ABOUT THIS TASK: Present each line of the entries below that holds the word "einer".

EXERCISE INPUTS:
◇ ◇ ◇ ◇ ◇

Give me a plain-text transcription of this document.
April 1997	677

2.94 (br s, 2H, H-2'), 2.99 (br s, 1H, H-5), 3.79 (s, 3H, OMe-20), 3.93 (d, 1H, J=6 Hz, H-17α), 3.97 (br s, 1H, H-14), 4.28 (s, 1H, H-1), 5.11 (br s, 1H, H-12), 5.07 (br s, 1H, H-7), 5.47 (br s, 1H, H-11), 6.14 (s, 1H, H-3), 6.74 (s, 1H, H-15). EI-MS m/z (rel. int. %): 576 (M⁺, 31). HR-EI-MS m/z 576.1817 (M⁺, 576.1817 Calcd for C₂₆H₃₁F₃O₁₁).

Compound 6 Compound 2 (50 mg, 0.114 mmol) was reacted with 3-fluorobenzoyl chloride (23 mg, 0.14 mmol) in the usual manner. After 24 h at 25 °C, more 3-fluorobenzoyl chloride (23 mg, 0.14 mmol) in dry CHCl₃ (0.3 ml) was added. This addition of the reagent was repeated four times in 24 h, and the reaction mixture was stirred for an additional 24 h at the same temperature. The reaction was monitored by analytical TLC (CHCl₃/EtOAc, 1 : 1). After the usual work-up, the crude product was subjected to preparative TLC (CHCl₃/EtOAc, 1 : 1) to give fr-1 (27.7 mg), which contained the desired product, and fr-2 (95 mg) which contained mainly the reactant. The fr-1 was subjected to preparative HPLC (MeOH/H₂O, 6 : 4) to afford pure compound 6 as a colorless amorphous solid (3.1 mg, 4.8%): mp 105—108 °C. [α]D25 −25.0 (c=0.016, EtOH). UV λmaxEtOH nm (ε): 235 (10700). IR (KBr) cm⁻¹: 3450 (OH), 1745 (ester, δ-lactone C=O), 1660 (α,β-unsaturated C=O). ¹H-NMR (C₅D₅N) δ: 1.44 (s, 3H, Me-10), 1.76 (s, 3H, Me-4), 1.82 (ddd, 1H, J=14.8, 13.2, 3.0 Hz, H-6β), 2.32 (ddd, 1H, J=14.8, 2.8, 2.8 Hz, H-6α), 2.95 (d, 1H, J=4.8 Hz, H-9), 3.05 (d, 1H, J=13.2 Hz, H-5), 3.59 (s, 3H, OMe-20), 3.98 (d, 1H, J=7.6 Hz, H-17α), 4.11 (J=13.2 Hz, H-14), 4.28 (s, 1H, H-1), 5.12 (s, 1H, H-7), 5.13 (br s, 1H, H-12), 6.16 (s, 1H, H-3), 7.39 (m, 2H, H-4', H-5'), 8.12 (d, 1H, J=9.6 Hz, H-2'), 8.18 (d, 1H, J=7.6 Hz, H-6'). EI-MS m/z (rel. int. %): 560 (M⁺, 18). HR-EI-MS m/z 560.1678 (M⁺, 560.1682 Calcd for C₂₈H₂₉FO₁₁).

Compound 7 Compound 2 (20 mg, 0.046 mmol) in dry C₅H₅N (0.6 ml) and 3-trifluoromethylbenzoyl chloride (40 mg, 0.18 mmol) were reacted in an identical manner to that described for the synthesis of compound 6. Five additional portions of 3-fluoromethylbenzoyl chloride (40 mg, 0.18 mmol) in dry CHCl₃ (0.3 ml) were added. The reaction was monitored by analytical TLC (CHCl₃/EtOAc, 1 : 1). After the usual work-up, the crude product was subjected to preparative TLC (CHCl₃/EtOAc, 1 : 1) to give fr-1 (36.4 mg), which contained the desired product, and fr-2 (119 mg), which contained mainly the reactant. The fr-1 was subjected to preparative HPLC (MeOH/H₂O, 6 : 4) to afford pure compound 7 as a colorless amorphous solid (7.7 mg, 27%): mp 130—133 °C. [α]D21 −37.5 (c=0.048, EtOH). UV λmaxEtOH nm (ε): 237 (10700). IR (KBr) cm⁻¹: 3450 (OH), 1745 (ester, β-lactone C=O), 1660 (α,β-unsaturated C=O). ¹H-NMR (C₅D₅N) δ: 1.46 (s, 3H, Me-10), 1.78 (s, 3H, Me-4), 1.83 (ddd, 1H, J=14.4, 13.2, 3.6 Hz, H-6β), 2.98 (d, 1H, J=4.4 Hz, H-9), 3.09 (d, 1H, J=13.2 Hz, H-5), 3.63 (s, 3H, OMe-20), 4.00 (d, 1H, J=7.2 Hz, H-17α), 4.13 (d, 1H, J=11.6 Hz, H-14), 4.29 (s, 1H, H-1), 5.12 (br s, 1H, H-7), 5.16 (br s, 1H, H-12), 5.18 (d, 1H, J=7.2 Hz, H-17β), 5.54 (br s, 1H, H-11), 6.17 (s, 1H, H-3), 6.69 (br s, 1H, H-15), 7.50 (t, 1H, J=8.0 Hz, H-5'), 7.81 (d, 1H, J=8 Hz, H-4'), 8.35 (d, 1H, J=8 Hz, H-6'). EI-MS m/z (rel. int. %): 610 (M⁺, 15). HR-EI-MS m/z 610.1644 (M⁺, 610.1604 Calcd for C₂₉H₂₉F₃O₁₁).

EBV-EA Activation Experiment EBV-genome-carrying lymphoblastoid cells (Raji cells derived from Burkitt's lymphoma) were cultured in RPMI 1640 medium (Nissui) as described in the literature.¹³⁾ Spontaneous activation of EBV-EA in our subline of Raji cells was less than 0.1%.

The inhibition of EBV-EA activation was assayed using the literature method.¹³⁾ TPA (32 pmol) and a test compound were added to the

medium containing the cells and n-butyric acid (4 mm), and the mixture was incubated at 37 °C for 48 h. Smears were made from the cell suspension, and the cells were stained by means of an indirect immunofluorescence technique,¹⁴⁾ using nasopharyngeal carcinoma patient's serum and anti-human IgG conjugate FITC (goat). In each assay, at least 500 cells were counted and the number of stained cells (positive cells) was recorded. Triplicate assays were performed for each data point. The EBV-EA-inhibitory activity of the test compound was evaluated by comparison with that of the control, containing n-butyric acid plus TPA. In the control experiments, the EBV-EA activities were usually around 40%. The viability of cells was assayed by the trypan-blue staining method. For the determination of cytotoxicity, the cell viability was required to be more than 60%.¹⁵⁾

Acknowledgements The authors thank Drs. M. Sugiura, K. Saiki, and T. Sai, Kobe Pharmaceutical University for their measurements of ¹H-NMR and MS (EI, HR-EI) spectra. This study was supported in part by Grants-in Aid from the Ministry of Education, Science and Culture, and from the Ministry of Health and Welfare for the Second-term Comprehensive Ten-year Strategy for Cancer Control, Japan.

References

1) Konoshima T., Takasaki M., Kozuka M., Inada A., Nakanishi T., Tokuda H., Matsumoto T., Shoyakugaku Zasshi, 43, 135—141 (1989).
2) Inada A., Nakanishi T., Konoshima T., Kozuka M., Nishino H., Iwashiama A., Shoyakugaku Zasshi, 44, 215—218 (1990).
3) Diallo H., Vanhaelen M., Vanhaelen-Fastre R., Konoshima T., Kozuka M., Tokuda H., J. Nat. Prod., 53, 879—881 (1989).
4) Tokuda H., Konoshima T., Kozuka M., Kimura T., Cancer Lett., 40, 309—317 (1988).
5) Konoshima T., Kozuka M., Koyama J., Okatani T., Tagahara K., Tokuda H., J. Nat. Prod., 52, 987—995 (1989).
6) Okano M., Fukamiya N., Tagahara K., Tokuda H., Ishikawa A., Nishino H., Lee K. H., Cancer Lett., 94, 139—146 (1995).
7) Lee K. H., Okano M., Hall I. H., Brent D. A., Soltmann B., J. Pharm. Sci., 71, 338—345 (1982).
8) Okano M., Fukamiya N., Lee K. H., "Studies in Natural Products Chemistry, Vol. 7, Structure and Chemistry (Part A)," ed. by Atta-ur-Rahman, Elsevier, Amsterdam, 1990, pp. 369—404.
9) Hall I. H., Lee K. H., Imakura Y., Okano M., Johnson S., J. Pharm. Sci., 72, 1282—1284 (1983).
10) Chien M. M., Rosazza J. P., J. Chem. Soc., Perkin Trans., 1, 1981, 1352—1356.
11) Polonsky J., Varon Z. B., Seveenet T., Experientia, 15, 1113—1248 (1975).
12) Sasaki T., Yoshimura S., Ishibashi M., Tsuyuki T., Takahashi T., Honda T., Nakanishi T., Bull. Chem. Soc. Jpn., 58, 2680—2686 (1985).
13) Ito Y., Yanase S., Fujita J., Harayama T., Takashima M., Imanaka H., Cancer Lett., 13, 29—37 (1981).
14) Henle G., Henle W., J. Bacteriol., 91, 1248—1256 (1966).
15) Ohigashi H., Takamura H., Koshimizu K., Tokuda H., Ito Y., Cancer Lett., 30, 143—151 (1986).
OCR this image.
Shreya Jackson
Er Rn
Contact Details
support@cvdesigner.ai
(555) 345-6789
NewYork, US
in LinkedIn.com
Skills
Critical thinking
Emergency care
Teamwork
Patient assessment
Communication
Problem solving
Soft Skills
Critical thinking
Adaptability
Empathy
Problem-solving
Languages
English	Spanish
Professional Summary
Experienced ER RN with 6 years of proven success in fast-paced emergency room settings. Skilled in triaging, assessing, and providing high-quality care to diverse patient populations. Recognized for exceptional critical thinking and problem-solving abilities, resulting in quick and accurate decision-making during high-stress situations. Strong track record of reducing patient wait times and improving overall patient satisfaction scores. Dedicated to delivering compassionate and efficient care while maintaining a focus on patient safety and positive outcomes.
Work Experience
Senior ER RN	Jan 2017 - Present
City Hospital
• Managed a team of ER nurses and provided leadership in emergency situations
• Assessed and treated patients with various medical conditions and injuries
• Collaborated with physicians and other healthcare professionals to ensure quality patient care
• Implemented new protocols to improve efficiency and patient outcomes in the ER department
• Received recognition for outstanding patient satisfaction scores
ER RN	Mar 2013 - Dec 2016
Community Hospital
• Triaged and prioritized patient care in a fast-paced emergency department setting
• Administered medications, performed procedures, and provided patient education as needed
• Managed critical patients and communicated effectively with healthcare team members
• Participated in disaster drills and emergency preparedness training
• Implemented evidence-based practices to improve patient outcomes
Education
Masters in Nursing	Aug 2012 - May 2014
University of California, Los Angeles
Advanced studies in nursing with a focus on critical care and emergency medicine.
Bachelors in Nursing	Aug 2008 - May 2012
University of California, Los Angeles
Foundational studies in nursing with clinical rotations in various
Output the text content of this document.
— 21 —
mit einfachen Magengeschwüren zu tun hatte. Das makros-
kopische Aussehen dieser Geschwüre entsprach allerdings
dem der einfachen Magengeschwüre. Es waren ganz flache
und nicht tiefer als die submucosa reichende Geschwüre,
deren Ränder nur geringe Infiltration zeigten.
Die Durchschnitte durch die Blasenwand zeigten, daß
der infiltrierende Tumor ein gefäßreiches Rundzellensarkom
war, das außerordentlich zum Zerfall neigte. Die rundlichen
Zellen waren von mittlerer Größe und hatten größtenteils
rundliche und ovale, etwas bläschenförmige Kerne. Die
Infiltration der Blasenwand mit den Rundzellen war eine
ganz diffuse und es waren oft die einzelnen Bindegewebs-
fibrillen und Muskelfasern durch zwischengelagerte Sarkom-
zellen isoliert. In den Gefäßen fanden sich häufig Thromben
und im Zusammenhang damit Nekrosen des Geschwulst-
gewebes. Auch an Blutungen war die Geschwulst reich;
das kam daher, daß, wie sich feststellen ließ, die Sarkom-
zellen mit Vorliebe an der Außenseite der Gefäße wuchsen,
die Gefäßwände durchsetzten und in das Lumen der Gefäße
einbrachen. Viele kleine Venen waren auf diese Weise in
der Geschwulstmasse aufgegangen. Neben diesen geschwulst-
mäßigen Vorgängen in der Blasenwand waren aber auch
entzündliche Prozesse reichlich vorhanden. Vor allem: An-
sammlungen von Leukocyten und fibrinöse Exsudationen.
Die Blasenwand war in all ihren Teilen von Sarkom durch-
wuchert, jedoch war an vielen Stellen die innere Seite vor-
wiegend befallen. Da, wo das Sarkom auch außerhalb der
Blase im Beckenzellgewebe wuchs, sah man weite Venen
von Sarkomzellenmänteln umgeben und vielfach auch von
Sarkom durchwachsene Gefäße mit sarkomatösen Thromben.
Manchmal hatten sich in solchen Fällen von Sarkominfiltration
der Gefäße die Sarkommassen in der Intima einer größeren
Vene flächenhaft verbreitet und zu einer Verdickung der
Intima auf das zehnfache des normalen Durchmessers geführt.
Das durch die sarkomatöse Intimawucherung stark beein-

◇ ◇ ◇ ◇ ◇

YOUR RESPONSE:
der Gefäße die Sarkommassen in der Intima einer größeren
Vene flächenhaft verbreitet und zu einer Verdickung der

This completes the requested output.